== Requirement ==
Return all of the data exactly, with nothing left out but the pictures.

++++ Data to use

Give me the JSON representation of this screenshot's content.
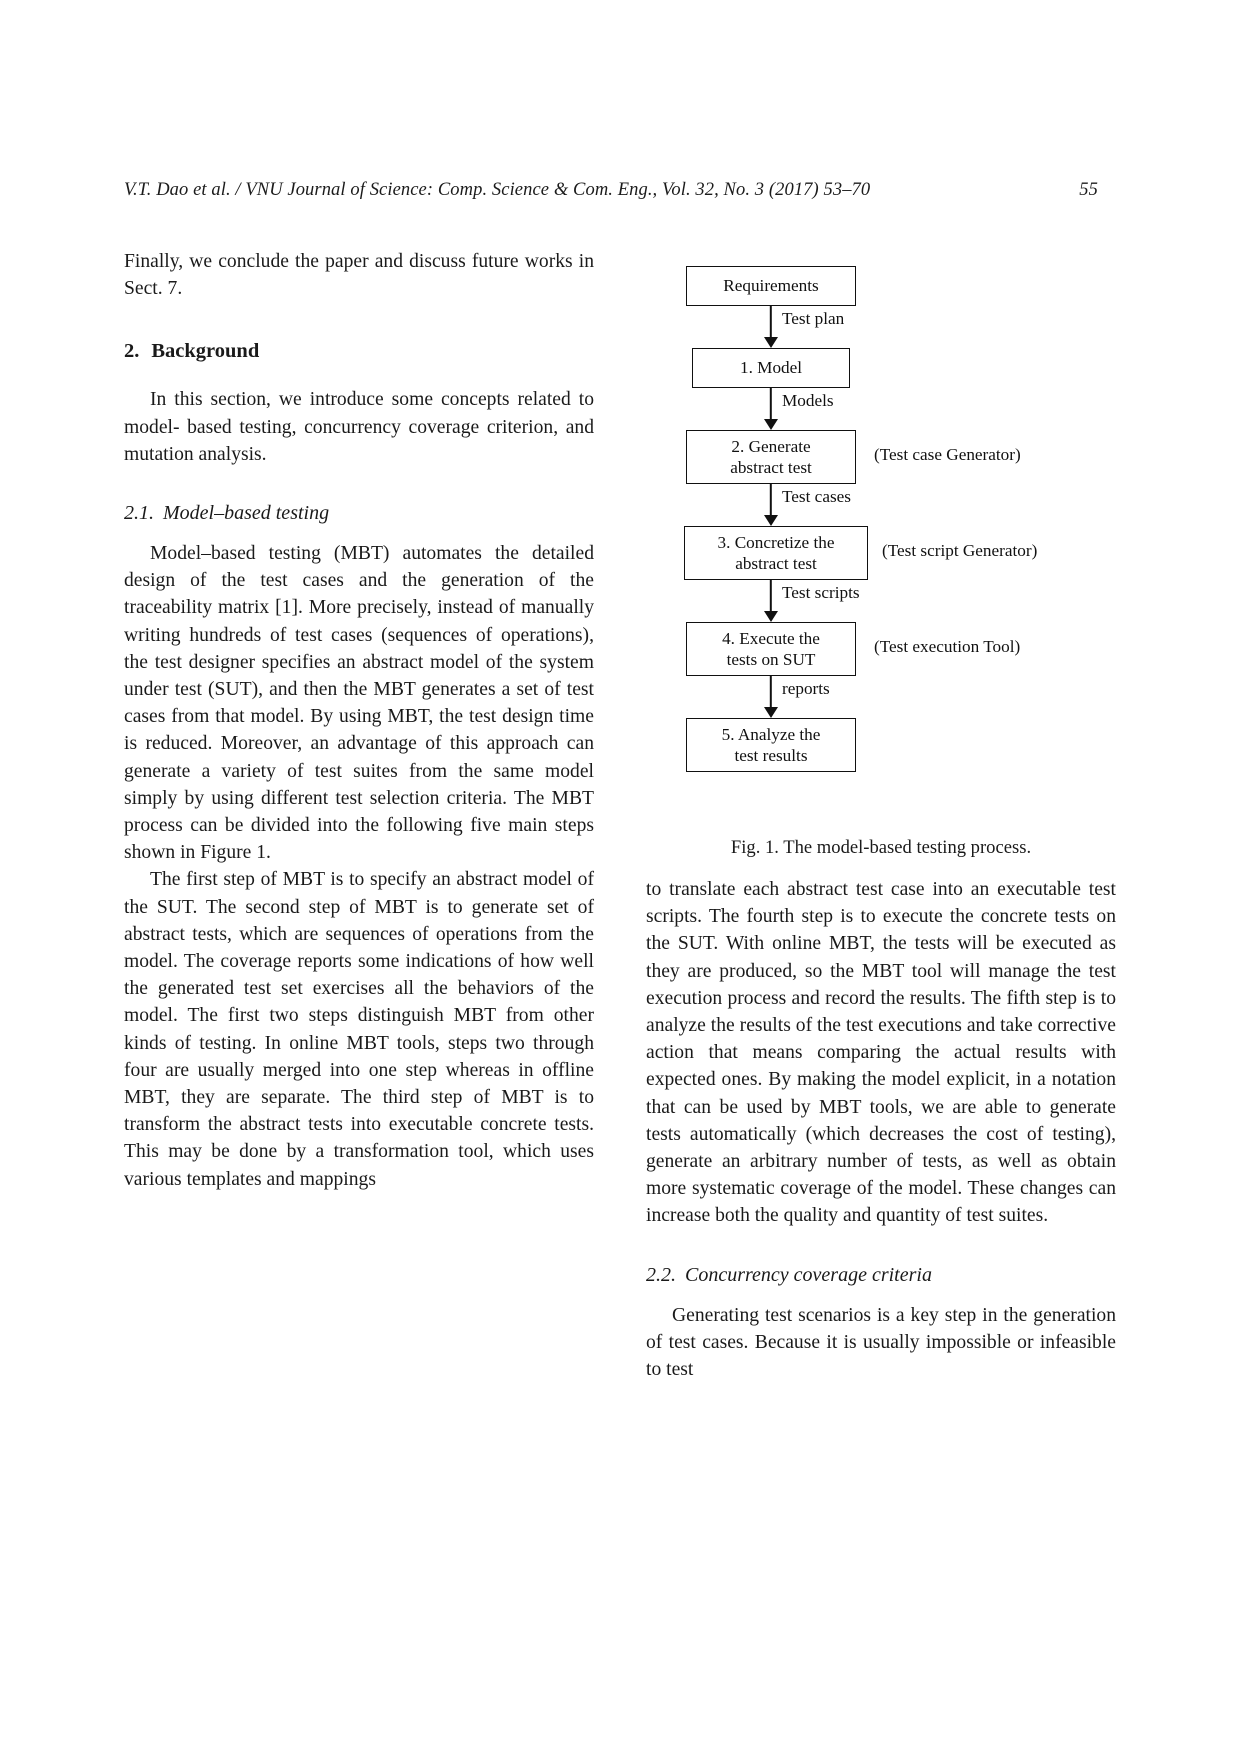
{
  "running_head": {
    "text": "V.T. Dao et al. / VNU Journal of Science: Comp. Science & Com. Eng., Vol. 32, No. 3 (2017) 53–70",
    "page_number": "55"
  },
  "left_column": {
    "intro_paragraph": "Finally, we conclude the paper and discuss future works in Sect. 7.",
    "section_2": {
      "number": "2.",
      "title": "Background",
      "paragraph": "In this section, we introduce some concepts related to model- based testing, concurrency coverage criterion, and mutation analysis."
    },
    "subsection_2_1": {
      "number": "2.1.",
      "title": "Model–based testing",
      "paragraph_1": "Model–based testing (MBT) automates the detailed design of the test cases and the generation of the traceability matrix [1].  More precisely, instead of manually writing hundreds of test cases (sequences of operations), the test designer specifies an abstract model of the system under test (SUT), and then the MBT generates a set of test cases from that model.  By using MBT, the test design time is reduced.  Moreover, an advantage of this approach can generate a variety of test suites from the same model simply by using different test selection criteria.  The MBT process can be divided into the following five main steps shown in Figure 1.",
      "paragraph_2": "The first step of MBT is to specify an abstract model of the SUT. The second step of MBT is to generate set of abstract tests, which are sequences of operations from the model. The coverage reports some indications of how well the generated test set exercises all the behaviors of the model.  The first two steps distinguish MBT from other kinds of testing.  In online MBT tools, steps two through four are usually merged into one step whereas in offline MBT, they are separate. The third step of MBT is to transform the abstract tests into executable concrete tests. This may be done by a transformation tool, which uses various templates and mappings"
    }
  },
  "figure": {
    "caption": "Fig. 1. The model-based testing process.",
    "nodes": [
      {
        "id": "requirements",
        "lines": [
          "Requirements"
        ]
      },
      {
        "id": "model",
        "lines": [
          "1. Model"
        ]
      },
      {
        "id": "generate-abstract-test",
        "lines": [
          "2. Generate",
          "abstract test"
        ]
      },
      {
        "id": "concretize-abstract-test",
        "lines": [
          "3. Concretize the",
          "abstract test"
        ]
      },
      {
        "id": "execute-tests-on-sut",
        "lines": [
          "4. Execute the",
          "tests on SUT"
        ]
      },
      {
        "id": "analyze-test-results",
        "lines": [
          "5. Analyze the",
          "test results"
        ]
      }
    ],
    "edge_labels": [
      {
        "id": "test-plan",
        "text": "Test plan"
      },
      {
        "id": "models",
        "text": "Models"
      },
      {
        "id": "test-cases",
        "text": "Test cases"
      },
      {
        "id": "test-scripts",
        "text": "Test scripts"
      },
      {
        "id": "reports",
        "text": "reports"
      }
    ],
    "side_labels": [
      {
        "id": "test-case-generator",
        "text": "(Test case Generator)"
      },
      {
        "id": "test-script-generator",
        "text": "(Test script Generator)"
      },
      {
        "id": "test-execution-tool",
        "text": "(Test execution Tool)"
      }
    ]
  },
  "right_column": {
    "paragraph_1": "to translate each abstract test case into an executable test scripts.  The fourth step is to execute the concrete tests on the SUT. With online MBT, the tests will be executed as they are produced, so the MBT tool will manage the test execution process and record the results.   The fifth step is to analyze the results of the test executions and take corrective action that means comparing the actual results with expected ones. By making the model explicit, in a notation that can be used by MBT tools, we are able to generate tests automatically (which decreases the cost of testing), generate an arbitrary number of tests, as well as obtain more systematic coverage of the model.  These changes can increase both the quality and quantity of test suites.",
    "subsection_2_2": {
      "number": "2.2.",
      "title": "Concurrency coverage criteria",
      "paragraph": "Generating test scenarios is a key step in the generation of test cases.   Because it is usually impossible or infeasible to test"
    }
  }
}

++++++++

== Response ==
Give me the JSON representation of this screenshot's content.
{
  "running_head": {
    "text": "V.T. Dao et al. / VNU Journal of Science: Comp. Science & Com. Eng., Vol. 32, No. 3 (2017) 53–70",
    "page_number": "55"
  },
  "left_column": {
    "intro_paragraph": "Finally, we conclude the paper and discuss future works in Sect. 7.",
    "section_2": {
      "number": "2.",
      "title": "Background",
      "paragraph": "In this section, we introduce some concepts related to model- based testing, concurrency coverage criterion, and mutation analysis."
    },
    "subsection_2_1": {
      "number": "2.1.",
      "title": "Model–based testing",
      "paragraph_1": "Model–based testing (MBT) automates the detailed design of the test cases and the generation of the traceability matrix [1].  More precisely, instead of manually writing hundreds of test cases (sequences of operations), the test designer specifies an abstract model of the system under test (SUT), and then the MBT generates a set of test cases from that model.  By using MBT, the test design time is reduced.  Moreover, an advantage of this approach can generate a variety of test suites from the same model simply by using different test selection criteria.  The MBT process can be divided into the following five main steps shown in Figure 1.",
      "paragraph_2": "The first step of MBT is to specify an abstract model of the SUT. The second step of MBT is to generate set of abstract tests, which are sequences of operations from the model. The coverage reports some indications of how well the generated test set exercises all the behaviors of the model.  The first two steps distinguish MBT from other kinds of testing.  In online MBT tools, steps two through four are usually merged into one step whereas in offline MBT, they are separate. The third step of MBT is to transform the abstract tests into executable concrete tests. This may be done by a transformation tool, which uses various templates and mappings"
    }
  },
  "figure": {
    "caption": "Fig. 1. The model-based testing process.",
    "nodes": [
      {
        "id": "requirements",
        "lines": [
          "Requirements"
        ]
      },
      {
        "id": "model",
        "lines": [
          "1. Model"
        ]
      },
      {
        "id": "generate-abstract-test",
        "lines": [
          "2. Generate",
          "abstract test"
        ]
      },
      {
        "id": "concretize-abstract-test",
        "lines": [
          "3. Concretize the",
          "abstract test"
        ]
      },
      {
        "id": "execute-tests-on-sut",
        "lines": [
          "4. Execute the",
          "tests on SUT"
        ]
      },
      {
        "id": "analyze-test-results",
        "lines": [
          "5. Analyze the",
          "test results"
        ]
      }
    ],
    "edge_labels": [
      {
        "id": "test-plan",
        "text": "Test plan"
      },
      {
        "id": "models",
        "text": "Models"
      },
      {
        "id": "test-cases",
        "text": "Test cases"
      },
      {
        "id": "test-scripts",
        "text": "Test scripts"
      },
      {
        "id": "reports",
        "text": "reports"
      }
    ],
    "side_labels": [
      {
        "id": "test-case-generator",
        "text": "(Test case Generator)"
      },
      {
        "id": "test-script-generator",
        "text": "(Test script Generator)"
      },
      {
        "id": "test-execution-tool",
        "text": "(Test execution Tool)"
      }
    ]
  },
  "right_column": {
    "paragraph_1": "to translate each abstract test case into an executable test scripts.  The fourth step is to execute the concrete tests on the SUT. With online MBT, the tests will be executed as they are produced, so the MBT tool will manage the test execution process and record the results.   The fifth step is to analyze the results of the test executions and take corrective action that means comparing the actual results with expected ones. By making the model explicit, in a notation that can be used by MBT tools, we are able to generate tests automatically (which decreases the cost of testing), generate an arbitrary number of tests, as well as obtain more systematic coverage of the model.  These changes can increase both the quality and quantity of test suites.",
    "subsection_2_2": {
      "number": "2.2.",
      "title": "Concurrency coverage criteria",
      "paragraph": "Generating test scenarios is a key step in the generation of test cases.   Because it is usually impossible or infeasible to test"
    }
  }
}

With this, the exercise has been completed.